**RECORDS SUPPLIED**

* START *

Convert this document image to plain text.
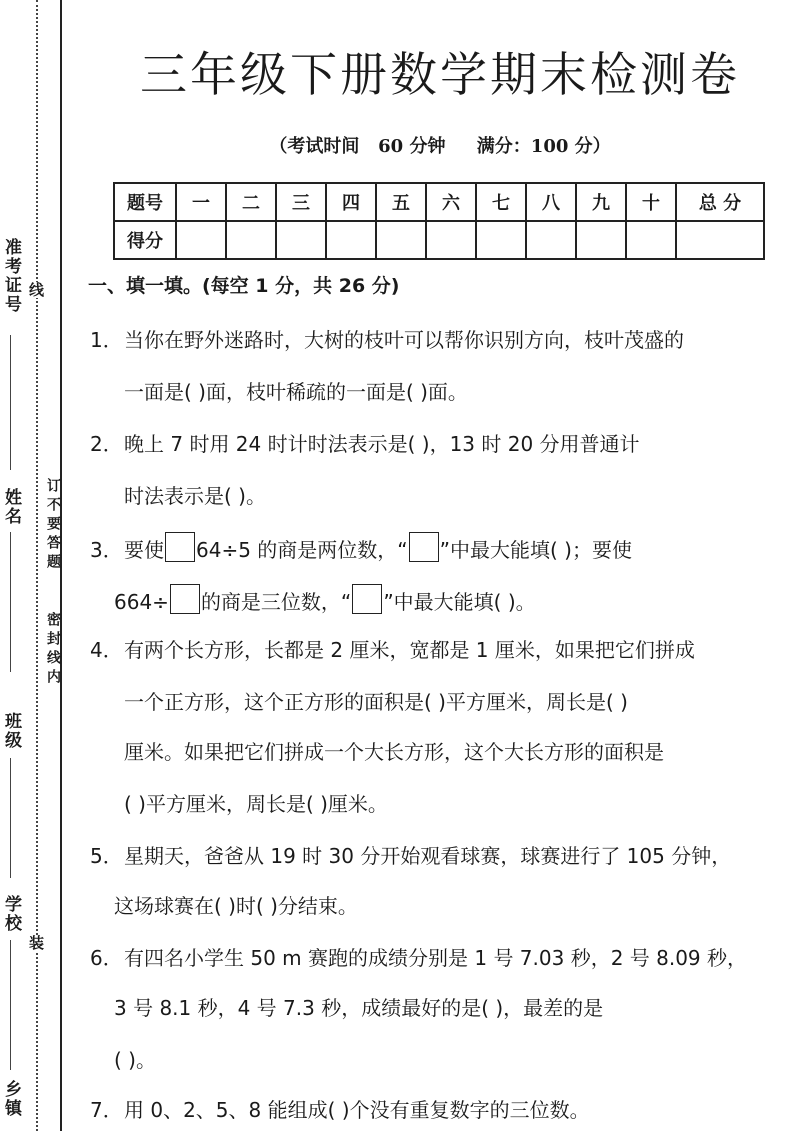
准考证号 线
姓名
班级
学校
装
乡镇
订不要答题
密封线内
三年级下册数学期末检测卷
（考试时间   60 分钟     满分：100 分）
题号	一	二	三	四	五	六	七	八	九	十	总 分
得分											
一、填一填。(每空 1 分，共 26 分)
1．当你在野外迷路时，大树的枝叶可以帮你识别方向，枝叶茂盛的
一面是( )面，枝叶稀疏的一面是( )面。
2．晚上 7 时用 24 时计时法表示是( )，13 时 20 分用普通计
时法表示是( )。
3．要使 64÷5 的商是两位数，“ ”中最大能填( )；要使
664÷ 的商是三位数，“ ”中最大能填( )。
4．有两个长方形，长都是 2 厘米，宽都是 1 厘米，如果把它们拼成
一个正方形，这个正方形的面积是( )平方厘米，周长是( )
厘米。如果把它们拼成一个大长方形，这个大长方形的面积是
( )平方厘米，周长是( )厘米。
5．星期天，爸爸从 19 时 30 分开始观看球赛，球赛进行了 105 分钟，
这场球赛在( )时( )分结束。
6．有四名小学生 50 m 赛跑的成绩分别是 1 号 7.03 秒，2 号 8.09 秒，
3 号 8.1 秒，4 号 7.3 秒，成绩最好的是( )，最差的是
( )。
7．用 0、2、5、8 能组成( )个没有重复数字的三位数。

* END *
* START *

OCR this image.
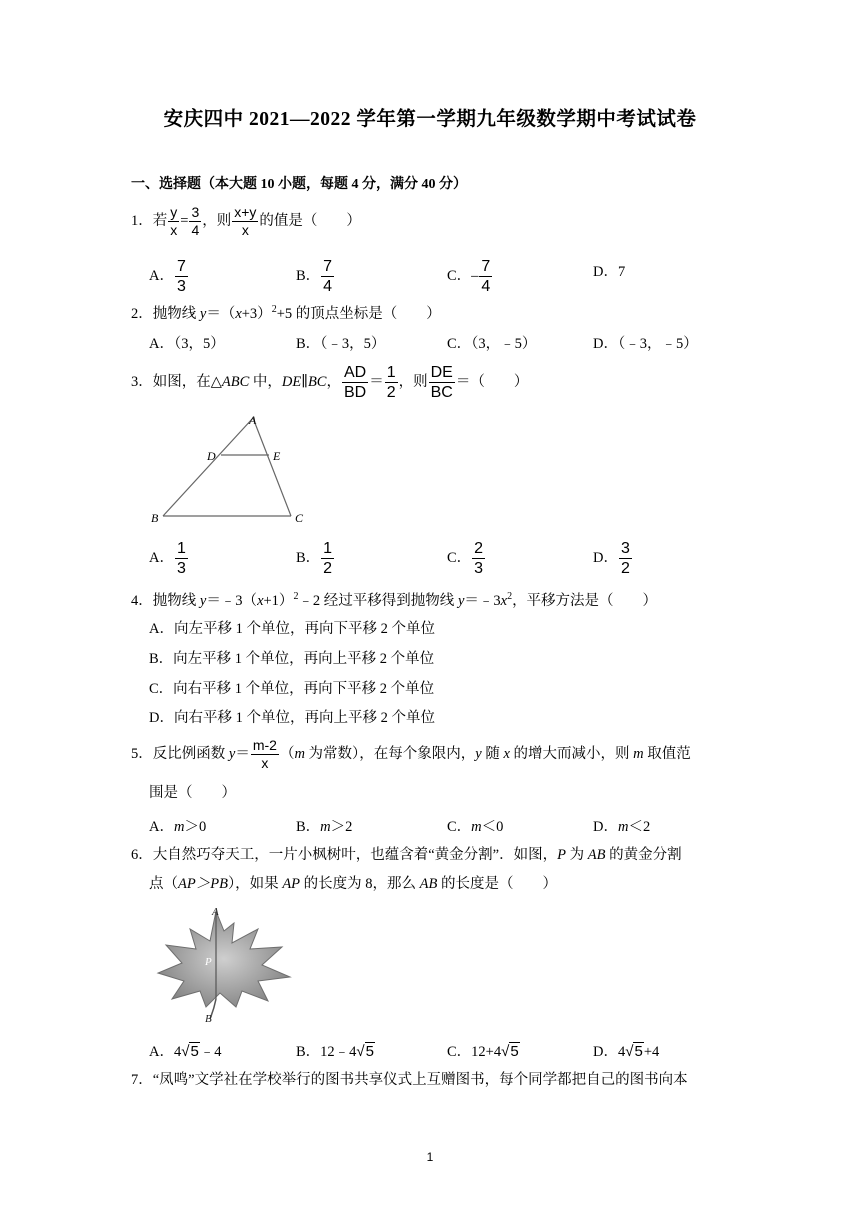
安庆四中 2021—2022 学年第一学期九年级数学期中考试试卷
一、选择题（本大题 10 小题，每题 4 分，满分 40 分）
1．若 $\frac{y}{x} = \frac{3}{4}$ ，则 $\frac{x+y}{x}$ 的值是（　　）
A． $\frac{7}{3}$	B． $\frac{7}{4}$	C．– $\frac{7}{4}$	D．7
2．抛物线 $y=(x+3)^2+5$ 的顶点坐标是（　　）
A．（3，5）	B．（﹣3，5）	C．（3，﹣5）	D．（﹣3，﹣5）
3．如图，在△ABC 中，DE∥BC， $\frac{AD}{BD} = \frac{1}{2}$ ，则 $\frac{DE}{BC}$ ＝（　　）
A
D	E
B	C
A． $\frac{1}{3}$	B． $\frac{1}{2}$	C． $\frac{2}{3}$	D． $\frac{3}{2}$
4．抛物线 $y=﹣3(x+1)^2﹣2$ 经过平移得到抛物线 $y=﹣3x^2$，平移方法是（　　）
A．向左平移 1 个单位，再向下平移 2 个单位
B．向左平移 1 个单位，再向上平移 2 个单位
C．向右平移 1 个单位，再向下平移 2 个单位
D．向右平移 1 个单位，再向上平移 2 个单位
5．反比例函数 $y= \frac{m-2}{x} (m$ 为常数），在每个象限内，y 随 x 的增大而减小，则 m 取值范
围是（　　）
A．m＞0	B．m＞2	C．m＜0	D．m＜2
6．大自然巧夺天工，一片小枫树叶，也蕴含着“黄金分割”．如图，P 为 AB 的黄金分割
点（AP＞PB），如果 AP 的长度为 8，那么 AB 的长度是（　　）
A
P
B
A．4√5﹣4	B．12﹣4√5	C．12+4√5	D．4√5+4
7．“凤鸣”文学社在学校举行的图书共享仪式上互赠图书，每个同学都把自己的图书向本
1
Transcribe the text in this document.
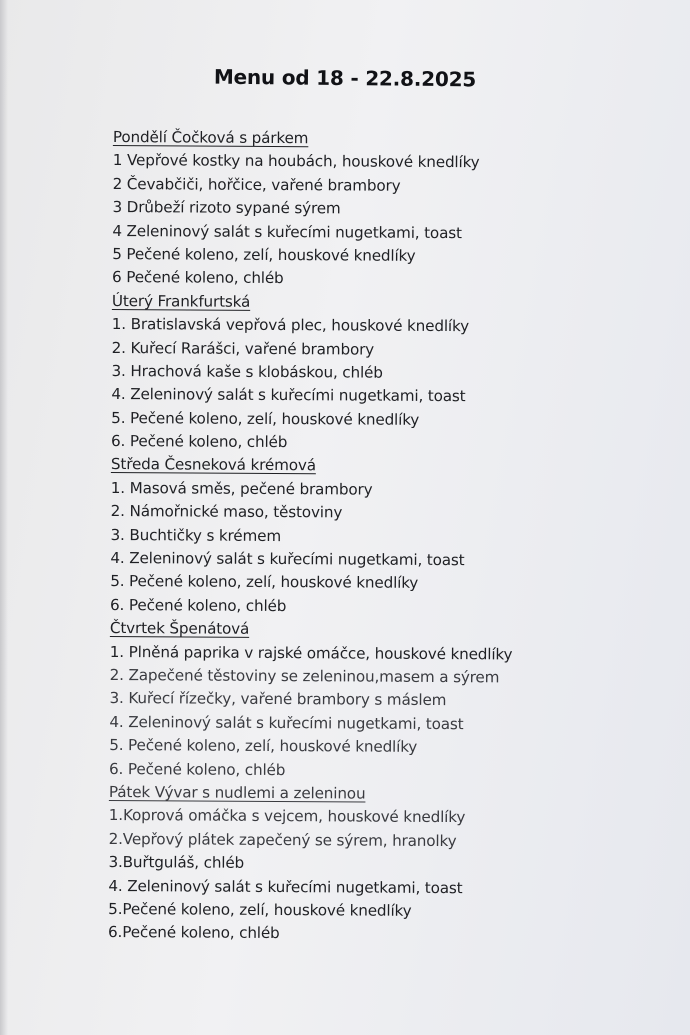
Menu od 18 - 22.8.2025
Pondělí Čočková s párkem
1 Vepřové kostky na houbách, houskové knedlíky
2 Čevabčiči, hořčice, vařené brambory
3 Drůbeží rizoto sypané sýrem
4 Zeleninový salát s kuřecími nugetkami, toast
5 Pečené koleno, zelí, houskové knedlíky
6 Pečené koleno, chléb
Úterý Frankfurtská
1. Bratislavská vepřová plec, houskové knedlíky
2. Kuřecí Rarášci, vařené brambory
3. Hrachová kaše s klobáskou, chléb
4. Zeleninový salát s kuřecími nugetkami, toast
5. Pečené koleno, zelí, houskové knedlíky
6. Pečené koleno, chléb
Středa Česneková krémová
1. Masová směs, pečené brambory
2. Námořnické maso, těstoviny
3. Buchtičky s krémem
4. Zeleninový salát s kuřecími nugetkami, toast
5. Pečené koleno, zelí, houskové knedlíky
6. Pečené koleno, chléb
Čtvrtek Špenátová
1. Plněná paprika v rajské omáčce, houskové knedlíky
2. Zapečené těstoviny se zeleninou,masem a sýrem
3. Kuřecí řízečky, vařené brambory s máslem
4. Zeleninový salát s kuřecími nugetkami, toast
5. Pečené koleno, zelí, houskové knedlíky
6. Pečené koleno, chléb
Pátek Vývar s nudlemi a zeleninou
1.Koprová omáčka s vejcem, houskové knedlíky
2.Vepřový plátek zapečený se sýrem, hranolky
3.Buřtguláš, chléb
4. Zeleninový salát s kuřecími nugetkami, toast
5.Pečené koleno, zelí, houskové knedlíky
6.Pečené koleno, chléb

* END *
* START *

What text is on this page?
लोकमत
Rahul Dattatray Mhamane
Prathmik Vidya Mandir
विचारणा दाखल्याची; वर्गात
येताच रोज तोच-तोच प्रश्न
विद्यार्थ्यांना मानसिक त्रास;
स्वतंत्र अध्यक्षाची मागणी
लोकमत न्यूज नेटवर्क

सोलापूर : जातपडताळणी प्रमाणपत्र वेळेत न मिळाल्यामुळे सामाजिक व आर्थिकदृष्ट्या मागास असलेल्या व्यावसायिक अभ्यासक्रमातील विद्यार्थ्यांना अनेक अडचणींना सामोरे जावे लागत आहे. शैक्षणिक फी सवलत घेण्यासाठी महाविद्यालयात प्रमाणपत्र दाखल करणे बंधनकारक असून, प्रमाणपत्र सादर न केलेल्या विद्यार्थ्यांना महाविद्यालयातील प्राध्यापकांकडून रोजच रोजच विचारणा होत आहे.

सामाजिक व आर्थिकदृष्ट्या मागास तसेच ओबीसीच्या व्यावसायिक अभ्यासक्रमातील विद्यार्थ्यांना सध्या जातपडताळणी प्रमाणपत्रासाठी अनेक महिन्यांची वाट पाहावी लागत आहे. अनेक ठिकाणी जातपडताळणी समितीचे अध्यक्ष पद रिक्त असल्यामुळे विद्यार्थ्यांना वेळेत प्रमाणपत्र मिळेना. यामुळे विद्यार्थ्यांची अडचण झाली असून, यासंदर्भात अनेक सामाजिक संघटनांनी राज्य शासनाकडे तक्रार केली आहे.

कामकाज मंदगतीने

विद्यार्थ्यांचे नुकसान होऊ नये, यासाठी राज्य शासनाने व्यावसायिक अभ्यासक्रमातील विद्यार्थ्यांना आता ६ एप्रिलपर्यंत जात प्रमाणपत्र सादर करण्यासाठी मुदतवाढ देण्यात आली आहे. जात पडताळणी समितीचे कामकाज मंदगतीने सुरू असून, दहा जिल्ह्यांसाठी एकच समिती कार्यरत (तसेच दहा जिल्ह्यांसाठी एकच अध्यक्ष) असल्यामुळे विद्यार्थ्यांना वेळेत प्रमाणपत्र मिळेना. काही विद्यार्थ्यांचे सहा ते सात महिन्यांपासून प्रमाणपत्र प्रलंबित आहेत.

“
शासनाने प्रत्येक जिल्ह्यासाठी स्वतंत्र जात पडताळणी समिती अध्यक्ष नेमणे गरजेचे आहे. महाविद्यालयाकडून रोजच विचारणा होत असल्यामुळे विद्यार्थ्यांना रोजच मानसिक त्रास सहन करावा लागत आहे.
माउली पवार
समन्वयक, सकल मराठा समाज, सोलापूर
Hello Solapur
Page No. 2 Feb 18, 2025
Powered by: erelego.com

* END *

**SET EXERCISE**
Take every line containing the word "zeleninou" and copy it.

**ANSWER FOR THIS EXERCISE**
2. Zapečené těstoviny se zeleninou,masem a sýrem
Pátek Vývar s nudlemi a zeleninou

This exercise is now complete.